### EXERCISE DETAILS
Count the lines in the entries below that include the word "structured". Give nothing but the number.

### DATA RECORDS
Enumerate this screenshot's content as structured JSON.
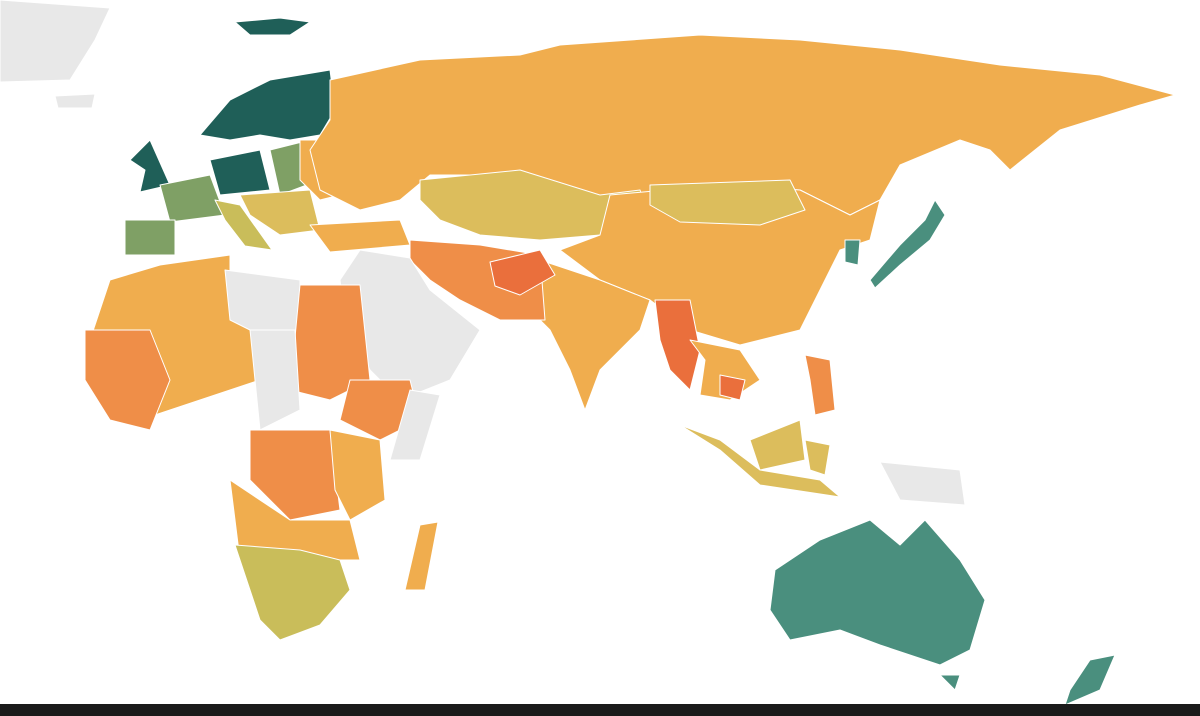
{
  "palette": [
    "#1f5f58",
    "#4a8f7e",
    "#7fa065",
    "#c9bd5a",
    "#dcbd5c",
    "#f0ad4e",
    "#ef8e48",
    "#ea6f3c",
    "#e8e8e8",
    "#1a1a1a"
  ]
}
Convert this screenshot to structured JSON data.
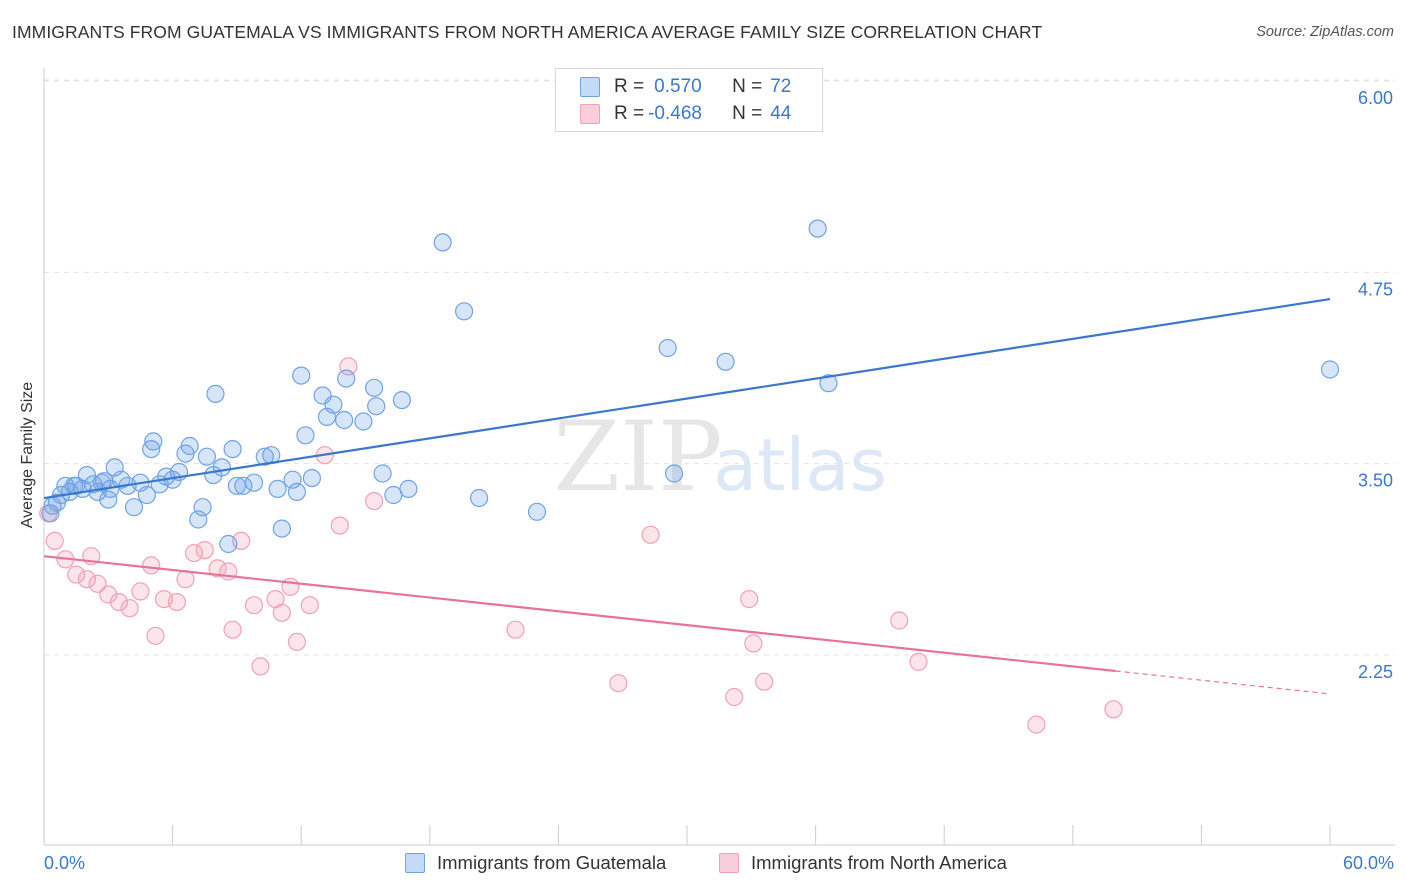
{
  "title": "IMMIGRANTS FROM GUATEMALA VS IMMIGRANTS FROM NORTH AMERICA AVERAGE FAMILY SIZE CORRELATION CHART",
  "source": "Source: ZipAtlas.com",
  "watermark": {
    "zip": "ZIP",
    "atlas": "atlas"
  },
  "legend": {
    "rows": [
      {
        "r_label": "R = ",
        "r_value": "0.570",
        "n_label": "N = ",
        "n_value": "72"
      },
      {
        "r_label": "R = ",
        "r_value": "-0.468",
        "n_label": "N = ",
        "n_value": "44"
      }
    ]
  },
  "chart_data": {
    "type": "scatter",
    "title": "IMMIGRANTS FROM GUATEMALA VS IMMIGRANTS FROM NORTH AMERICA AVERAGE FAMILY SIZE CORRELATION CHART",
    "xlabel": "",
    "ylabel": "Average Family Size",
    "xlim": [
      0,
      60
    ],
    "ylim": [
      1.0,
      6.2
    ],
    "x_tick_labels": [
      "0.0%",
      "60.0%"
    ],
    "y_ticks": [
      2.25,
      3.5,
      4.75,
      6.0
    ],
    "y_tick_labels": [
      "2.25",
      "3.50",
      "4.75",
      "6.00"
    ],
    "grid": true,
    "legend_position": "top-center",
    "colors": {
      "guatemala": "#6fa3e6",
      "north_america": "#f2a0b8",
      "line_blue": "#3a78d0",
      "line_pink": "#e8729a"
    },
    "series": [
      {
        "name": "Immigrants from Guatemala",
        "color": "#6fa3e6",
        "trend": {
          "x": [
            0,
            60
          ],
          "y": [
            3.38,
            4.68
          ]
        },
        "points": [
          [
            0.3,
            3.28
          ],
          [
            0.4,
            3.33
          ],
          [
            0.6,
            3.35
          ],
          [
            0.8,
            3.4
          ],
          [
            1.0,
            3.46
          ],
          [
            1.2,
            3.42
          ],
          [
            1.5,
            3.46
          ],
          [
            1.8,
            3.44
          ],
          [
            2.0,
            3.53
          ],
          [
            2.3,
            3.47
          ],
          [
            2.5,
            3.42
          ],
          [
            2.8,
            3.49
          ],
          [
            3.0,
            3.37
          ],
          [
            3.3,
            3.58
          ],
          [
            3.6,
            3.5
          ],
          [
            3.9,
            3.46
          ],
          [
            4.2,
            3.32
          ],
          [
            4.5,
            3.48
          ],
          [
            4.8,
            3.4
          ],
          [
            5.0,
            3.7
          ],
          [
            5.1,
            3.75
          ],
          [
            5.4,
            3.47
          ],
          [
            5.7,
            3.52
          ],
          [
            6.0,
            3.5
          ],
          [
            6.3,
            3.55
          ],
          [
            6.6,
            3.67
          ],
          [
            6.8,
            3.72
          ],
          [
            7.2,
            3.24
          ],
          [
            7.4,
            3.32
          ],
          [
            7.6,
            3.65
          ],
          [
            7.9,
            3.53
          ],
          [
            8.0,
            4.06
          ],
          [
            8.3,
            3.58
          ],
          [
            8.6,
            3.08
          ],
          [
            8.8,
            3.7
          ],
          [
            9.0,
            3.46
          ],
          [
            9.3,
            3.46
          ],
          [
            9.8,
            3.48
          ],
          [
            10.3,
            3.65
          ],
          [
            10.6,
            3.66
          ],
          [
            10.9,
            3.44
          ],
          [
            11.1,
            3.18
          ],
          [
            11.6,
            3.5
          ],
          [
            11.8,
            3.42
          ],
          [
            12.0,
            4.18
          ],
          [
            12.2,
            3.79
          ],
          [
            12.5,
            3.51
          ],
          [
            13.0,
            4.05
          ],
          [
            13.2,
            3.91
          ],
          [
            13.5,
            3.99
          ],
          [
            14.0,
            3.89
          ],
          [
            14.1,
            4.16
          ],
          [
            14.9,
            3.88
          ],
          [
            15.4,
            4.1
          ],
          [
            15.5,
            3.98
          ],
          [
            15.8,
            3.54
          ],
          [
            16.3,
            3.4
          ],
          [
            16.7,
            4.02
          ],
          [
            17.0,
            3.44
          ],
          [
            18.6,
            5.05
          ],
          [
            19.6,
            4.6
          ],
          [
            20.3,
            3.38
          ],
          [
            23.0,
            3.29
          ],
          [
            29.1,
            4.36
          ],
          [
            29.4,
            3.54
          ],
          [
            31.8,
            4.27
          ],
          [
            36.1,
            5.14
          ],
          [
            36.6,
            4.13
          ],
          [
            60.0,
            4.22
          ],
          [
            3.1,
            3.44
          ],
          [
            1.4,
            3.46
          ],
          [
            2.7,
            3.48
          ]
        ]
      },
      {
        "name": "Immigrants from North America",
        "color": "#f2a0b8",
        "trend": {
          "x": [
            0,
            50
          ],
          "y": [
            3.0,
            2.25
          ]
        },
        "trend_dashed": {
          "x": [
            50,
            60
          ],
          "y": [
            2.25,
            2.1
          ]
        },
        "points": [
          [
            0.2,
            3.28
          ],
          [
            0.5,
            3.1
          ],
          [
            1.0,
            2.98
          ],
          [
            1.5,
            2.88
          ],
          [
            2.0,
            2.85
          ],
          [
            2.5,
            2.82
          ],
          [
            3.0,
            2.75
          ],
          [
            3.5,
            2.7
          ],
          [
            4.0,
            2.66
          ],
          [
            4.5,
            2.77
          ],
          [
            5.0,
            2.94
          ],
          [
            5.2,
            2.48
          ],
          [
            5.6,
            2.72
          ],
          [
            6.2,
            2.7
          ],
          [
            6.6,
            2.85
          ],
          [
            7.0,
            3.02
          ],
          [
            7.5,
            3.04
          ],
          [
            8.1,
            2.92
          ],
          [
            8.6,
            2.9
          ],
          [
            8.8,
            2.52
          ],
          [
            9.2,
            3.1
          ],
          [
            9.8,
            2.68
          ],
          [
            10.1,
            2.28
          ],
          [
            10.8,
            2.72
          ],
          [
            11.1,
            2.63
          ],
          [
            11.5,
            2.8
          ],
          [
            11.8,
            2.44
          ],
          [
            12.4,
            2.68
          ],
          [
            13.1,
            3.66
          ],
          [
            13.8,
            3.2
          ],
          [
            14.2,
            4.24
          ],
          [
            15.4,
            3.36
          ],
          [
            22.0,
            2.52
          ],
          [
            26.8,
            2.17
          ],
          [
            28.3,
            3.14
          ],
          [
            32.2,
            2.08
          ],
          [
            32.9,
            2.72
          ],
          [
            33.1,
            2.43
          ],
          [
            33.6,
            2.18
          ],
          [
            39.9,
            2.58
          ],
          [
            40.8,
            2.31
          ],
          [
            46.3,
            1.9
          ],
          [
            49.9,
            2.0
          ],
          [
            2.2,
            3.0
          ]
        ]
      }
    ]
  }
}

### ANSWER TO THIS TASK
2